### Data entries
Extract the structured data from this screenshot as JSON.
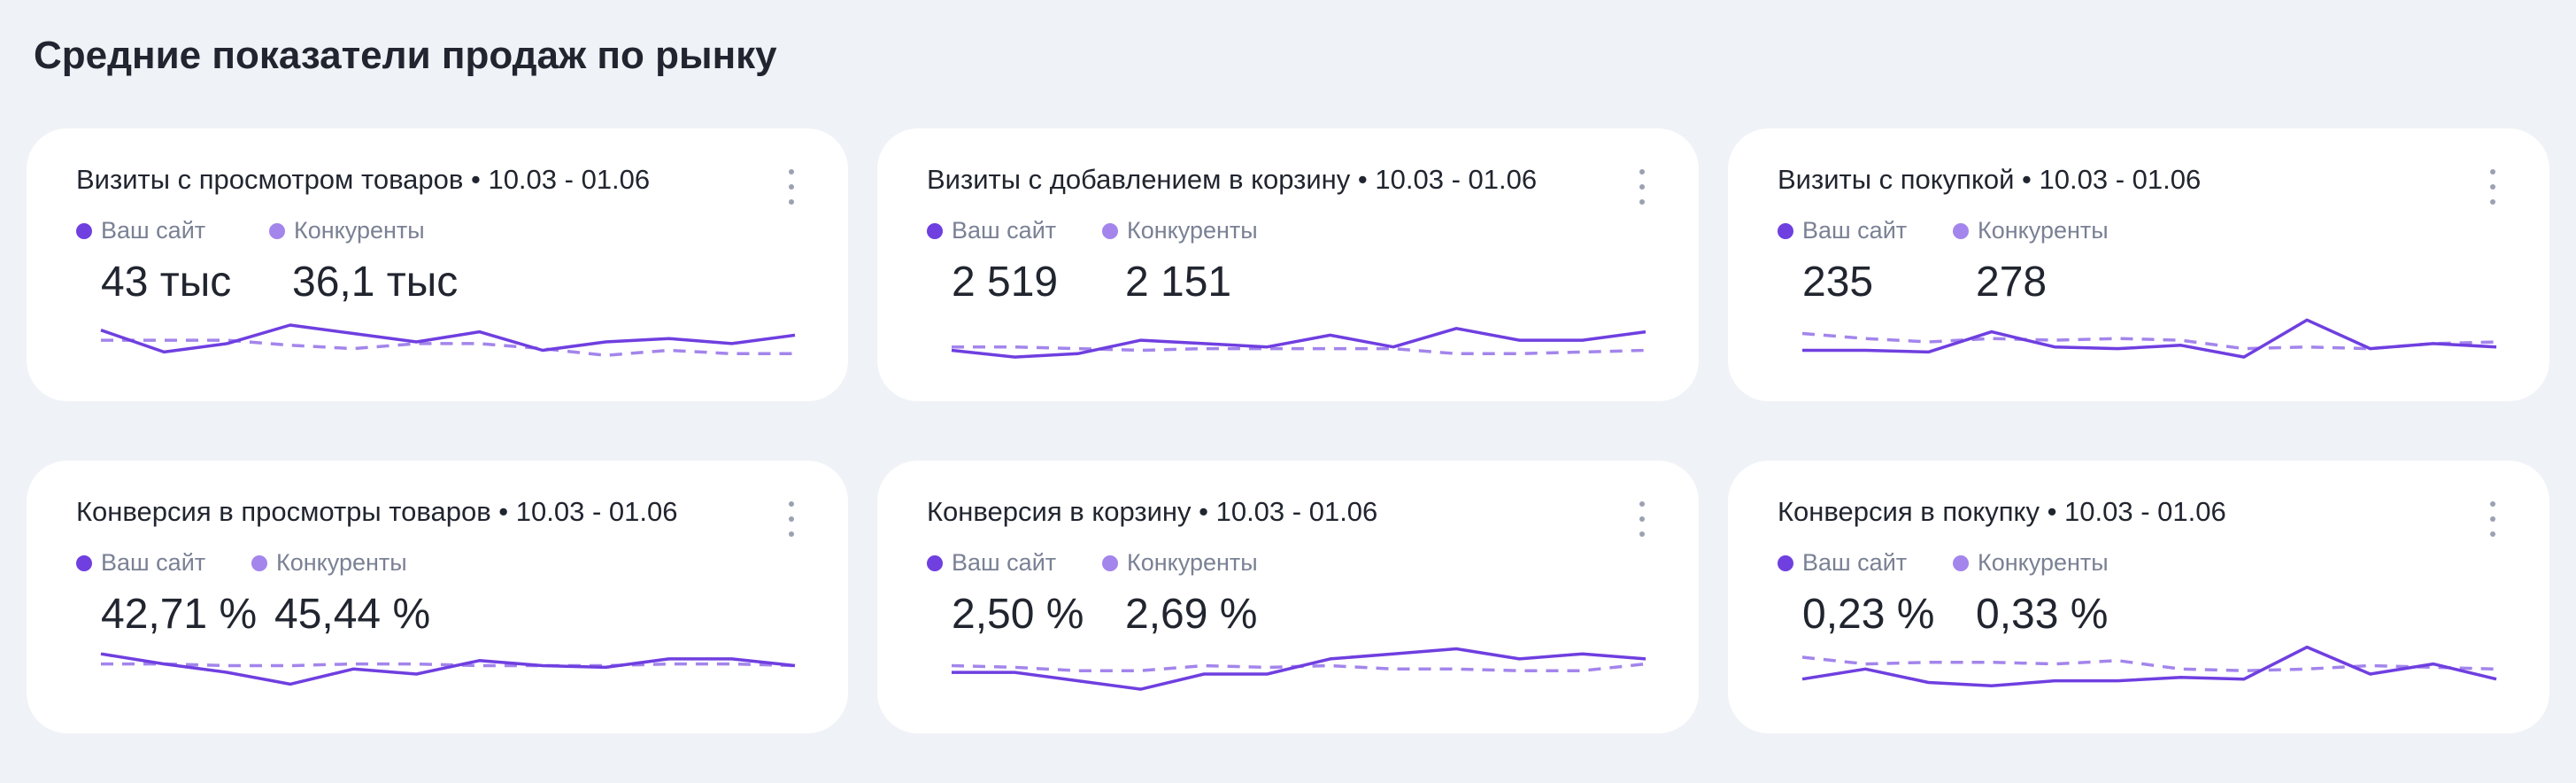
{
  "page_title": "Средние показатели продаж по рынку",
  "colors": {
    "own": "#6f3fe0",
    "competitors": "#a385ec"
  },
  "legend": {
    "own": "Ваш сайт",
    "competitors": "Конкуренты"
  },
  "cards": [
    {
      "title": "Визиты с просмотром товаров • 10.03 - 01.06",
      "own_value": "43 тыс",
      "comp_value": "36,1 тыс",
      "chart_data": {
        "type": "line",
        "series": [
          {
            "values": [
              17,
              4,
              9,
              20,
              15,
              10,
              16,
              5,
              10,
              12,
              9,
              14
            ]
          },
          {
            "values": [
              11,
              11,
              11,
              8,
              6,
              9,
              9,
              6,
              2,
              5,
              3,
              3
            ]
          }
        ]
      }
    },
    {
      "title": "Визиты с добавлением в корзину • 10.03 - 01.06",
      "own_value": "2 519",
      "comp_value": "2 151",
      "chart_data": {
        "type": "line",
        "series": [
          {
            "values": [
              5,
              1,
              3,
              11,
              9,
              7,
              14,
              7,
              18,
              11,
              11,
              16
            ]
          },
          {
            "values": [
              7,
              7,
              6,
              5,
              6,
              6,
              6,
              6,
              3,
              3,
              4,
              5
            ]
          }
        ]
      }
    },
    {
      "title": "Визиты с покупкой • 10.03 - 01.06",
      "own_value": "235",
      "comp_value": "278",
      "chart_data": {
        "type": "line",
        "series": [
          {
            "values": [
              5,
              5,
              4,
              16,
              7,
              6,
              8,
              1,
              23,
              6,
              9,
              7
            ]
          },
          {
            "values": [
              15,
              12,
              10,
              12,
              11,
              12,
              11,
              6,
              7,
              6,
              9,
              10
            ]
          }
        ]
      }
    },
    {
      "title": "Конверсия в просмотры товаров • 10.03 - 01.06",
      "own_value": "42,71 %",
      "comp_value": "45,44 %",
      "chart_data": {
        "type": "line",
        "series": [
          {
            "values": [
              22,
              16,
              11,
              4,
              13,
              10,
              18,
              15,
              14,
              19,
              19,
              15
            ]
          },
          {
            "values": [
              16,
              16,
              15,
              15,
              16,
              16,
              15,
              15,
              15,
              16,
              16,
              15
            ]
          }
        ]
      }
    },
    {
      "title": "Конверсия в корзину • 10.03 - 01.06",
      "own_value": "2,50 %",
      "comp_value": "2,69 %",
      "chart_data": {
        "type": "line",
        "series": [
          {
            "values": [
              11,
              11,
              6,
              1,
              10,
              10,
              19,
              22,
              25,
              19,
              22,
              19
            ]
          },
          {
            "values": [
              15,
              14,
              12,
              12,
              15,
              14,
              15,
              13,
              13,
              12,
              12,
              16
            ]
          }
        ]
      }
    },
    {
      "title": "Конверсия в покупку • 10.03 - 01.06",
      "own_value": "0,23 %",
      "comp_value": "0,33 %",
      "chart_data": {
        "type": "line",
        "series": [
          {
            "values": [
              7,
              13,
              5,
              3,
              6,
              6,
              8,
              7,
              26,
              10,
              16,
              7
            ]
          },
          {
            "values": [
              20,
              16,
              17,
              17,
              16,
              18,
              13,
              12,
              13,
              15,
              14,
              13
            ]
          }
        ]
      }
    }
  ]
}
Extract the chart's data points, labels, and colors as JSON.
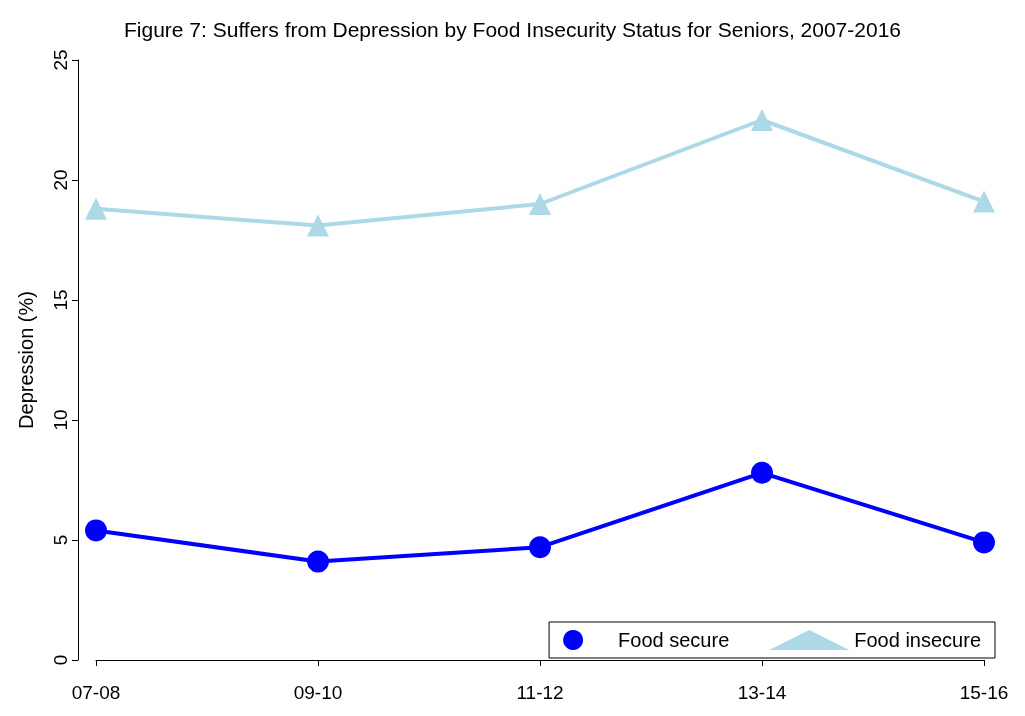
{
  "chart_data": {
    "type": "line",
    "title": "Figure 7: Suffers from Depression by Food Insecurity Status for Seniors, 2007-2016",
    "ylabel": "Depression (%)",
    "categories": [
      "07-08",
      "09-10",
      "11-12",
      "13-14",
      "15-16"
    ],
    "series": [
      {
        "name": "Food secure",
        "color": "#0000ff",
        "marker": "circle",
        "values": [
          5.4,
          4.1,
          4.7,
          7.8,
          4.9
        ]
      },
      {
        "name": "Food insecure",
        "color": "#add8e6",
        "marker": "triangle",
        "values": [
          18.8,
          18.1,
          19.0,
          22.5,
          19.1
        ]
      }
    ],
    "ylim": [
      0,
      25
    ],
    "yticks": [
      0,
      5,
      10,
      15,
      20,
      25
    ],
    "grid": false,
    "legend": "bottom right",
    "line_style": "solid"
  }
}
######
> _Problem_
Select and copy every line from the records that includes the word "competitors".

> _Response for this exercise_
    "competitors": "#a385ec"
    "competitors": "Конкуренты"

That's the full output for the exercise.